Dataset excerpt
------------------------------------------------

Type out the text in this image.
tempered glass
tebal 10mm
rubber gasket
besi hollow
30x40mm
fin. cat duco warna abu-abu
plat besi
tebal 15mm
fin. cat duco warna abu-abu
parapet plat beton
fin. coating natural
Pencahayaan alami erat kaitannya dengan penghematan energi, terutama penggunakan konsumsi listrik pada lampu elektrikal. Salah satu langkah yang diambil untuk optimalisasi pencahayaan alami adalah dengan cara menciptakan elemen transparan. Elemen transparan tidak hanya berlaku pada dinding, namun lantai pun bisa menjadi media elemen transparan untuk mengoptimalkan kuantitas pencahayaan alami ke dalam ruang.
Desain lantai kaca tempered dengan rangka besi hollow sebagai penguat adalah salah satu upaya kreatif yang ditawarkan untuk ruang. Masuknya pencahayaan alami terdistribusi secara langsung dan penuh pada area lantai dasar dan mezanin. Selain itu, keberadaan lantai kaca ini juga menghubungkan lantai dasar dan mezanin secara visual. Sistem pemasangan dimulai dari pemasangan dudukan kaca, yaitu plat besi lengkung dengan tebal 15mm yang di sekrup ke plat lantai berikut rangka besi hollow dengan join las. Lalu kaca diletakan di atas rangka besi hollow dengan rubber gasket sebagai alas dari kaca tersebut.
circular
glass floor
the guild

------------------------------------------------

Reproduce the entire listing word for word.

Type out the text in this image.
tempered glass
tebal 10mm
rubber gasket
besi hollow
30x40mm
fin. cat duco warna abu-abu
plat besi
tebal 15mm
fin. cat duco warna abu-abu
parapet plat beton
fin. coating natural
Pencahayaan alami erat kaitannya dengan penghematan energi, terutama penggunakan konsumsi listrik pada lampu elektrikal. Salah satu langkah yang diambil untuk optimalisasi pencahayaan alami adalah dengan cara menciptakan elemen transparan. Elemen transparan tidak hanya berlaku pada dinding, namun lantai pun bisa menjadi media elemen transparan untuk mengoptimalkan kuantitas pencahayaan alami ke dalam ruang.
Desain lantai kaca tempered dengan rangka besi hollow sebagai penguat adalah salah satu upaya kreatif yang ditawarkan untuk ruang. Masuknya pencahayaan alami terdistribusi secara langsung dan penuh pada area lantai dasar dan mezanin. Selain itu, keberadaan lantai kaca ini juga menghubungkan lantai dasar dan mezanin secara visual. Sistem pemasangan dimulai dari pemasangan dudukan kaca, yaitu plat besi lengkung dengan tebal 15mm yang di sekrup ke plat lantai berikut rangka besi hollow dengan join las. Lalu kaca diletakan di atas rangka besi hollow dengan rubber gasket sebagai alas dari kaca tersebut.
circular
glass floor
the guild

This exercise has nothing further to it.